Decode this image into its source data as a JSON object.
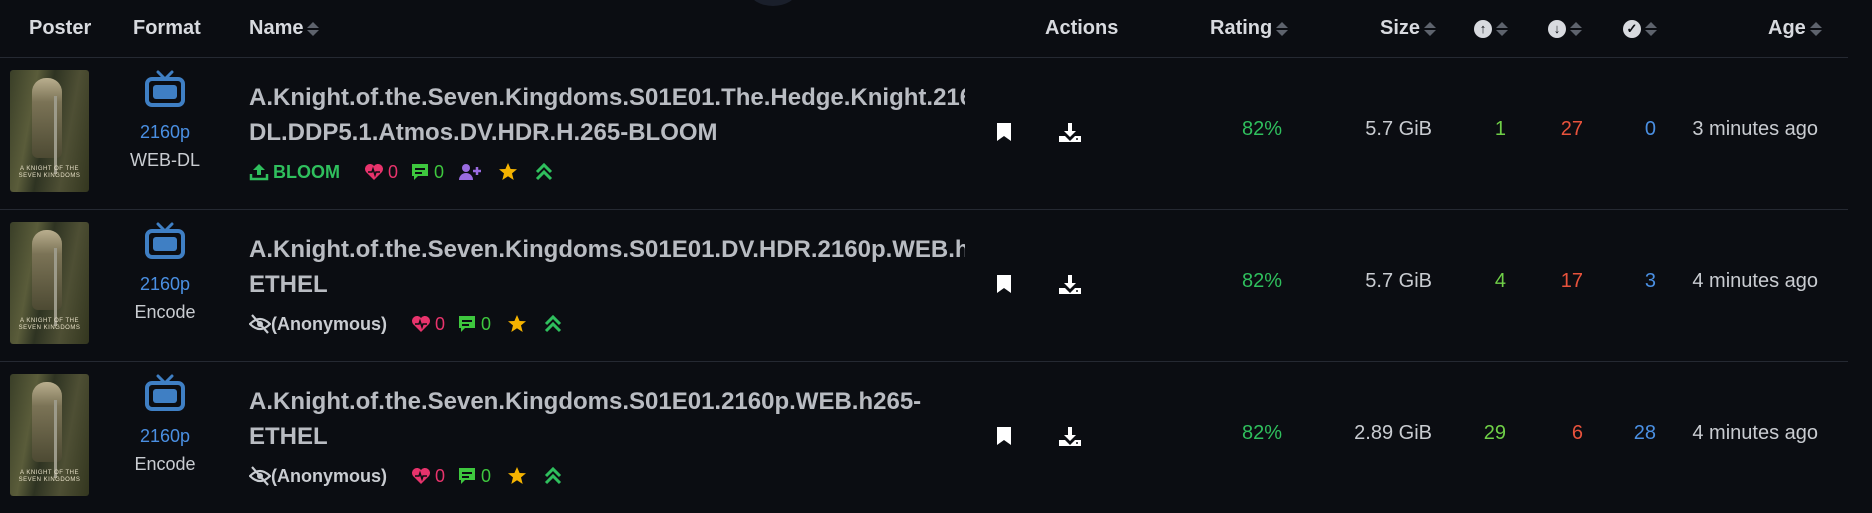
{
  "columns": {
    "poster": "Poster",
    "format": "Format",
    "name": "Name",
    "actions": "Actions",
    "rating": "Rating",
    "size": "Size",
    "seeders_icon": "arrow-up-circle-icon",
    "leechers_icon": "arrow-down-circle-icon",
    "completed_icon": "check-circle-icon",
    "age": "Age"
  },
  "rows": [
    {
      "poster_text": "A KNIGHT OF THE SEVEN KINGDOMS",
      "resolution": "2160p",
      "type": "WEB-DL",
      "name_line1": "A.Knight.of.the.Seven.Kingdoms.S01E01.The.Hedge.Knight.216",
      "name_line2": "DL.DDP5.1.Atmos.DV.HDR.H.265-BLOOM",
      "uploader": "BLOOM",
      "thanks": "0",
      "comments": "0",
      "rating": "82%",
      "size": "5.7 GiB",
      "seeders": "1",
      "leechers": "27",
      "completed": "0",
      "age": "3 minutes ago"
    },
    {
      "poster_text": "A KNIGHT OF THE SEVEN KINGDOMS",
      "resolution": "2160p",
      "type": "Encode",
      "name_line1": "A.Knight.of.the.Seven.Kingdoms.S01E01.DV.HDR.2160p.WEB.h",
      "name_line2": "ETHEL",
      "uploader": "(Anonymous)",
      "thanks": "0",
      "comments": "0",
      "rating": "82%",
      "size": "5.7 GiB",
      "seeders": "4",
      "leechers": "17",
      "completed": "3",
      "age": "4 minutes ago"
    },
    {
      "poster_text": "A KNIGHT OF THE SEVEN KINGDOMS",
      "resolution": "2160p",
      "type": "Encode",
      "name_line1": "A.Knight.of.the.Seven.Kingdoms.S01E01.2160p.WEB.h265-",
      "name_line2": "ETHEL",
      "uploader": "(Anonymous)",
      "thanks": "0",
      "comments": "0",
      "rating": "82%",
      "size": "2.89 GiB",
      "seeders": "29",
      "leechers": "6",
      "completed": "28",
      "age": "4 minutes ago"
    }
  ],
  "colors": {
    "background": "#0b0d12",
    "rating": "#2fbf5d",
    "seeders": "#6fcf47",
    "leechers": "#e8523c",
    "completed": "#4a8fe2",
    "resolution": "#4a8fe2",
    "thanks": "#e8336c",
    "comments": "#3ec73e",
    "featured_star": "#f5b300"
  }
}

--

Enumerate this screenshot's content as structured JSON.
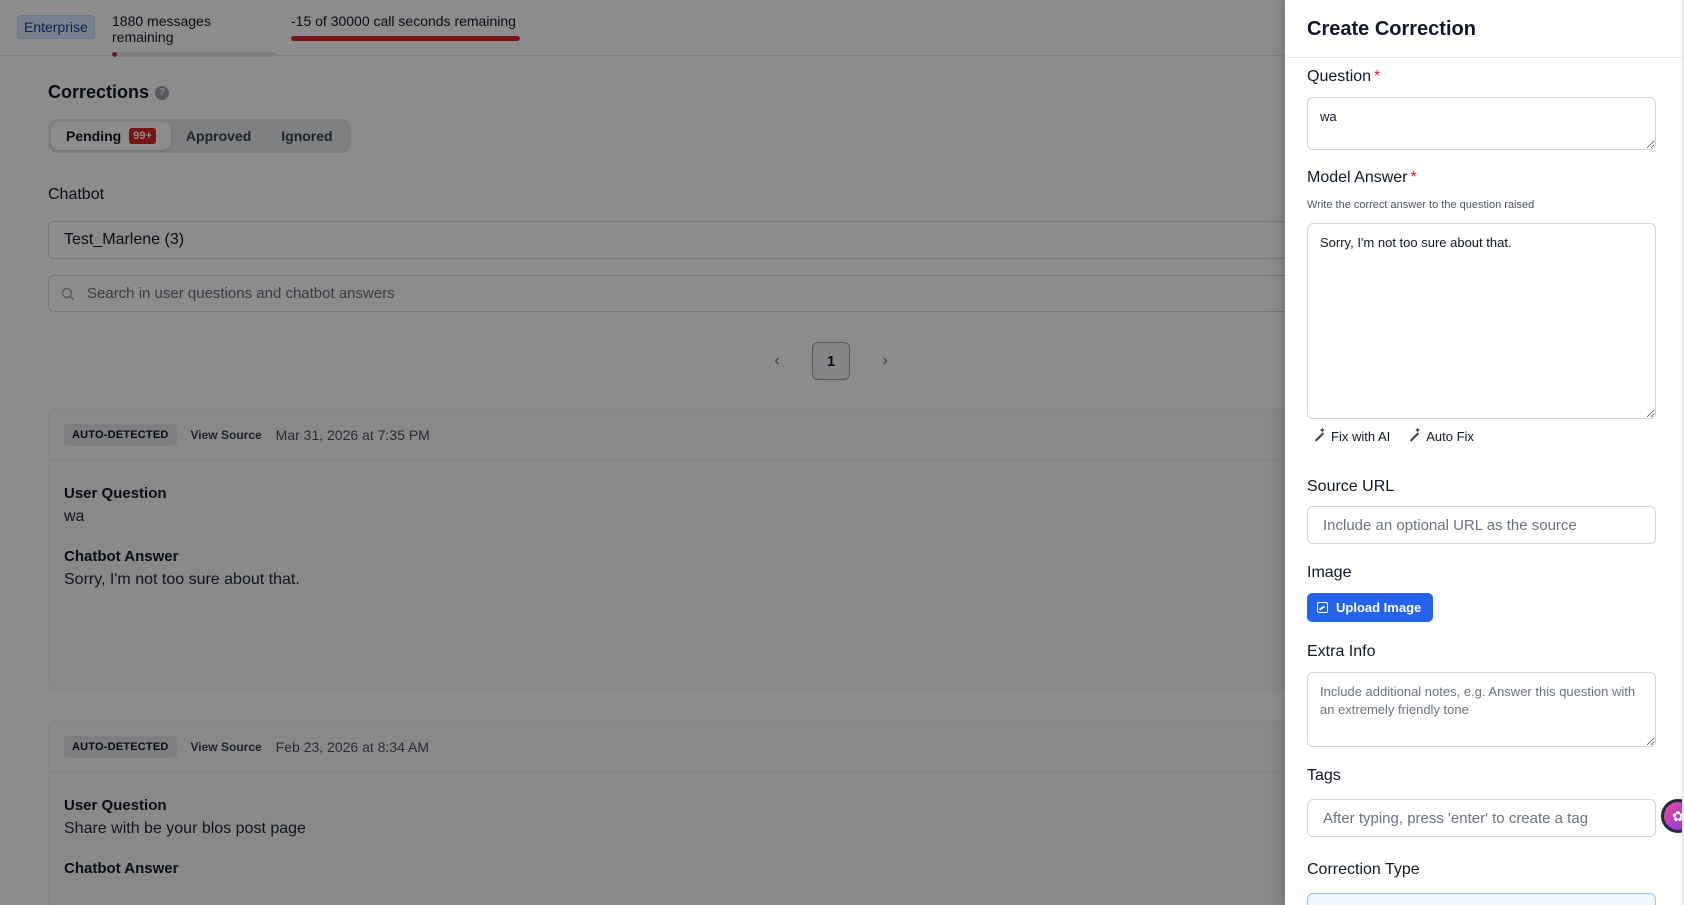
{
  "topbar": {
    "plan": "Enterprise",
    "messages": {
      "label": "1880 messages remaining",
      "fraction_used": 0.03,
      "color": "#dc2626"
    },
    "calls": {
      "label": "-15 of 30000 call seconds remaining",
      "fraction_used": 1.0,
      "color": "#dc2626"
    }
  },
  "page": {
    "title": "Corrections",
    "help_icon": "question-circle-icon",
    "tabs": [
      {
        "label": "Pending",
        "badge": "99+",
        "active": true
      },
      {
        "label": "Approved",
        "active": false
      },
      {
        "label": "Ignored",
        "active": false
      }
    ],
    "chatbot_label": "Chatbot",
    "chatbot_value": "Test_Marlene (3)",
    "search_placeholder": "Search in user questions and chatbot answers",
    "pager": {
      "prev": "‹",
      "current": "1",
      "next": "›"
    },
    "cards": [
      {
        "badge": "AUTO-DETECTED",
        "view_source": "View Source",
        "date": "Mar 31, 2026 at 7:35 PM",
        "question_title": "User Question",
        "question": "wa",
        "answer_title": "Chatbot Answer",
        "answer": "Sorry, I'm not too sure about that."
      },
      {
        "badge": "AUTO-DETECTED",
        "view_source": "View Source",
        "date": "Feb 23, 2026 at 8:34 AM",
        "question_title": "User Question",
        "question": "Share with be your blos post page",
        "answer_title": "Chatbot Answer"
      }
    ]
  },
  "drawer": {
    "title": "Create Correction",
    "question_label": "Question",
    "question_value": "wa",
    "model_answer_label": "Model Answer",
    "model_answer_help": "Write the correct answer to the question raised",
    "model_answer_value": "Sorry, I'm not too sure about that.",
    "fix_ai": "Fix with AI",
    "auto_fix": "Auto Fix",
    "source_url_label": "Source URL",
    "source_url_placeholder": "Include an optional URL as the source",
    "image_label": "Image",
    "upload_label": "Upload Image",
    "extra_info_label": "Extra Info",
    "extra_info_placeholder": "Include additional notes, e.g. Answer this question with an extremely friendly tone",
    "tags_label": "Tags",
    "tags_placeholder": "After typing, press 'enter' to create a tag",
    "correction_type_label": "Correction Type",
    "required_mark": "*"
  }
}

Short task:
Take each line of the material that contains the word "sure" and list it.

The reply:
        "answer": "Sorry, I'm not too sure about that."
    "model_answer_value": "Sorry, I'm not too sure about that.",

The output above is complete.